═══ Excerpt to read

Now obviously this didn’t let Coach Kennedy say anything anytime. But his prayer activities were private matters and never official school or other government policy.
So what other argument did the Ninth Circuit have? That Coach Kennedy, as a role model, couldn’t help but endorse prayer. Justice Gorsuch rejected out-of-hand this “excessively broad job description.” In fact he echoed Alito’s earlier concern about a policy that could forbid a teacher to say grace before lunch.
The burden on the school district
These showings put the burden on the school district to show that firing Coach Kennedy was part of a policy:
- Serving a compelling interest, and
- Narrowly tailored to serve that interest.
And does their policy meet those tests? NO. Again, the school district, and the lower courts, relied on the Lemon Test. So even though the school district never endorsed Coach Kennedy’s prayer activities, they felt even allowing them would fail the Lemon Test. Justice Gorsuch thumped the lower courts for forgetting that the Supreme Court does not regard the Lemon Test as settled law. Then he said this:
This Court has since made plain, too, that the Establishment Clause does not include anything like a “modified heckler’s veto, in which … religious activity can be proscribed” based on “‘perceptions’” or “‘discomfort.’”
Therein lies the problem! The Bremerton School District was applying a modified heckler’s veto. And because no one else had ever complained, that made the Superintendent the heckler interposing a veto.
The backup argument
According to Gorsuch, the school district must have known that its Lemon Test argument would fail. So they introduced another argument in their brief. According to it, to let Coach Kennedy pray would be to coerce players to pray.

══════
═══ Stored data

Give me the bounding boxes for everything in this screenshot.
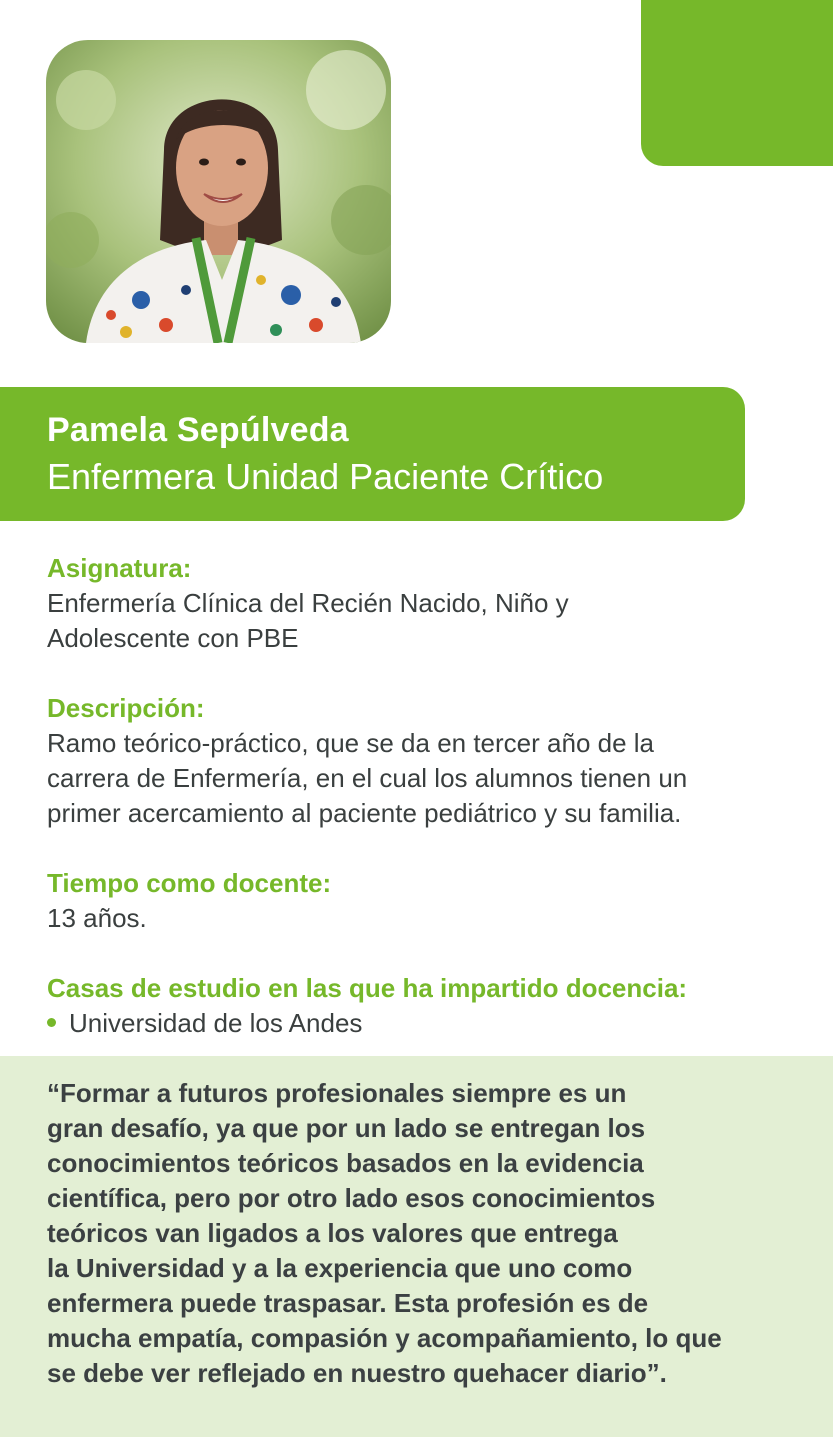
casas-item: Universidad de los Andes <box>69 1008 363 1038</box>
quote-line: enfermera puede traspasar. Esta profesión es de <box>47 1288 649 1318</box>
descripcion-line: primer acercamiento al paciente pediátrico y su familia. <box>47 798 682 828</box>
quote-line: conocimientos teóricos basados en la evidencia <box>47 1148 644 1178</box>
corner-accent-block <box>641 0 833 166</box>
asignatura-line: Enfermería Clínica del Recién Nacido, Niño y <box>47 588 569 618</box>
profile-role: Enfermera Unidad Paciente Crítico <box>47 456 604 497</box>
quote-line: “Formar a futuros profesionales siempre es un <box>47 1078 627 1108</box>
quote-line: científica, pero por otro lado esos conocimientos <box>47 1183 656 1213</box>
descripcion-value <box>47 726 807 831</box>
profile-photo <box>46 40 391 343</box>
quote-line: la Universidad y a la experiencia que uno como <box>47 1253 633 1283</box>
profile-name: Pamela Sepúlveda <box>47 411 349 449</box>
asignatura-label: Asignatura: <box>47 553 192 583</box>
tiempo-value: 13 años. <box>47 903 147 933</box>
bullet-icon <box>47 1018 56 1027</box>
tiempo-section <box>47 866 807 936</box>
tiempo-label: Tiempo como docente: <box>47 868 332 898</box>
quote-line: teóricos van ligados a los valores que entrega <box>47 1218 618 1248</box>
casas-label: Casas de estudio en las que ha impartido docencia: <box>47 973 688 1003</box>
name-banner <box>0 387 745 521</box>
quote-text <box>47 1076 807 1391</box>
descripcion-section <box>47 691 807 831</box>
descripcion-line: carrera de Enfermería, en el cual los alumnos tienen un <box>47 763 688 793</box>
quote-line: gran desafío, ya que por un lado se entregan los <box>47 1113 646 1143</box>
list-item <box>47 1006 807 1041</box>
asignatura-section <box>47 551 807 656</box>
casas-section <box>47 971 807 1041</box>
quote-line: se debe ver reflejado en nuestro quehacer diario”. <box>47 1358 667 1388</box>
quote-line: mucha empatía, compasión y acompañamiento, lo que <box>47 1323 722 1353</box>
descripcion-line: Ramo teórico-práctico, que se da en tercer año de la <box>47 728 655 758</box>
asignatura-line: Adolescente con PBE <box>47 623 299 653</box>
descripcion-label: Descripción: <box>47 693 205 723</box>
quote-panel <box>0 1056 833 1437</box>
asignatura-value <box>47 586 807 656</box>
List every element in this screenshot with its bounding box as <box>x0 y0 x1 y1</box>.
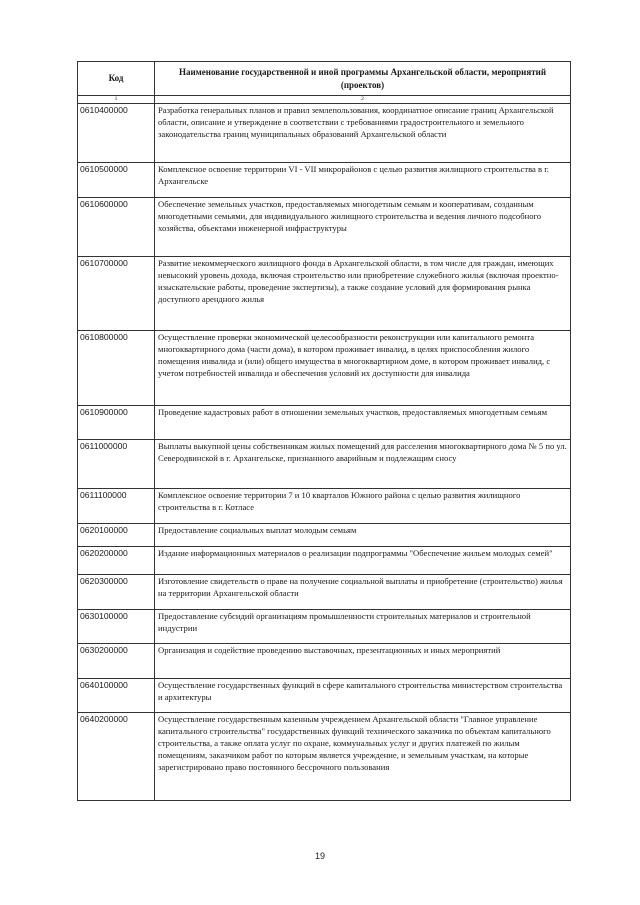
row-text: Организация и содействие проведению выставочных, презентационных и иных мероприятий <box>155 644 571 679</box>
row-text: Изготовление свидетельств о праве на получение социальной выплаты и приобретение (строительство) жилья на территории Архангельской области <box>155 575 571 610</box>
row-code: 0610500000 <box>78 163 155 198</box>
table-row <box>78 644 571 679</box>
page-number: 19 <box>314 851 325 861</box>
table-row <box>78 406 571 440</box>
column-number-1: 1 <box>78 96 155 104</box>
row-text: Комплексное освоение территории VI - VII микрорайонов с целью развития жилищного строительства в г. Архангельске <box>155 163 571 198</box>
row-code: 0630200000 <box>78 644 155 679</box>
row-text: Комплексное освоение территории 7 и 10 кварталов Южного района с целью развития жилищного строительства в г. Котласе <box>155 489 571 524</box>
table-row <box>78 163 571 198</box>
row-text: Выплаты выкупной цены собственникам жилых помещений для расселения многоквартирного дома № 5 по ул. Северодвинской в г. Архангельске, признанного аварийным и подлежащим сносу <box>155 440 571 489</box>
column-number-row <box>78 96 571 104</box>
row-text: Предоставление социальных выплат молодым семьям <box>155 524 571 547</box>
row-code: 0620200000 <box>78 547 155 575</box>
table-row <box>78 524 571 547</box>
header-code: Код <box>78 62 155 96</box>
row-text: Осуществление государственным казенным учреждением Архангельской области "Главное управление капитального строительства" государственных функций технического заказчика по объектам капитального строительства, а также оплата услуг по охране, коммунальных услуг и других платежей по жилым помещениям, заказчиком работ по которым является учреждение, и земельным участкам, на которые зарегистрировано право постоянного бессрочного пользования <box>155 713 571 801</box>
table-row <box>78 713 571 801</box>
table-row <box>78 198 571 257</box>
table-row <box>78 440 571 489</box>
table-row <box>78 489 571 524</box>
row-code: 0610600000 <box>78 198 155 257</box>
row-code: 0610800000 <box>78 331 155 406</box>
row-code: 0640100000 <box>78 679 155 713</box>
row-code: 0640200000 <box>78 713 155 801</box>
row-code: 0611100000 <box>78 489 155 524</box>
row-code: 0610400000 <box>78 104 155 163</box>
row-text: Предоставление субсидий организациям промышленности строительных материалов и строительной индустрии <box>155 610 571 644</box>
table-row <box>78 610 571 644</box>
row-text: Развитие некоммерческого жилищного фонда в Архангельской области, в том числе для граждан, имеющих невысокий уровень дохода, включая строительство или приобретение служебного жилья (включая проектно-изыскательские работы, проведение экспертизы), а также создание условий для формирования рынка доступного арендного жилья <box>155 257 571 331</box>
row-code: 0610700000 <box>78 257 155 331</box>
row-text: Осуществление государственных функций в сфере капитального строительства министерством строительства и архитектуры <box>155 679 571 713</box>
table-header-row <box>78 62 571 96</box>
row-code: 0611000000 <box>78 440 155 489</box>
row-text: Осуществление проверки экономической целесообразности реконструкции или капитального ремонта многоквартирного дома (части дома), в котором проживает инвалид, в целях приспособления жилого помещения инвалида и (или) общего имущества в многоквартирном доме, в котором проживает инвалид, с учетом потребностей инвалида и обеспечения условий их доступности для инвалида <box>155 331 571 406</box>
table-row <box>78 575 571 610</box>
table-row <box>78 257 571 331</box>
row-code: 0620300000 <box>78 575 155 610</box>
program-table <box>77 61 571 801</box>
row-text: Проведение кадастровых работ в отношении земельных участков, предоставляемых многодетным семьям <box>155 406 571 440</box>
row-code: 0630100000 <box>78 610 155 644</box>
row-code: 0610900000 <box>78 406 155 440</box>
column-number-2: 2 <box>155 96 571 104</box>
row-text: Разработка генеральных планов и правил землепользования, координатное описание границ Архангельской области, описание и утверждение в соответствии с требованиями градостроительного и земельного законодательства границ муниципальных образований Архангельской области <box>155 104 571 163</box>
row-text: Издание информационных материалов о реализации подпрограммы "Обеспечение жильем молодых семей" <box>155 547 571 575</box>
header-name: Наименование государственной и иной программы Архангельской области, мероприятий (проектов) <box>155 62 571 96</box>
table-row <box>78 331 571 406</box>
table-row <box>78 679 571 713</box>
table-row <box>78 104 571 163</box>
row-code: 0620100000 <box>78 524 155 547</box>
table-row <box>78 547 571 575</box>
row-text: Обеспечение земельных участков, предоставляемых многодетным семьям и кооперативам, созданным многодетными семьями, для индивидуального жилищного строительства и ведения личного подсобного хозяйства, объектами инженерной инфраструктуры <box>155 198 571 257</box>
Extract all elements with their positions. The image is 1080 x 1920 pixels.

══════

__Problems and tasks__:
**1.** In the passage on Coach Kennedy's case, what test did the school district and the lower courts rely on?
**2.** Put this sentence from the Coach Kennedy passage into Spanish: "Justice Gorsuch rejected out-of-hand this “excessively broad job description.”"
**3.** Carry on the passage about Coach Kennedy's case from its last sentence.
Nothing in the rows is needed here.

__Results for the exercise__:
**1.** The Lemon Test.

**2.** El juez Gorsuch rechazó de plano esta «descripción del puesto excesivamente amplia».

**3.**
Lay aside whether petitioners for certiorari may introduce new arguments they never advanced earlier in the case. In fact the district never adduced one scintilla of evidence that Coach Kennedy was coercing anyone to do anything. (With one possible exception, about which see below.)
To that, Justice Gorsuch offers a smackdown to the entire Woke Crowd.
Learning how to tolerate speech or prayer of all kinds is “part of learning how to live in a pluralistic society,” a trait of character essential to “a tolerant citizenry.”
Shazzam! The Woke Crowd lives by a maxim that one never tolerates prayer or any other speech with which one disagrees. Justice Gorsuch just proved what lay at the heart of the District’s attitude. Namely that the Superintendent is a Woke Crowd denizen applying typical Woke values. This should surprise no one – because Bremerton is a suburb of Seattle, site of the “Capitol Hill Autonomous Zone.”
Gorsuch went on to say that high school students, while not adults, are still “mature enough” to understand that permission does not equate to endorsement.
Did Coach Kennedy coerce prayer by command or implication?
Allegedly some parents said so, after Coach Kennedy lost his job. The school district says some parents told its staff that their sons had
participated in the team prayers only because they did not wish to separate themselves from the team.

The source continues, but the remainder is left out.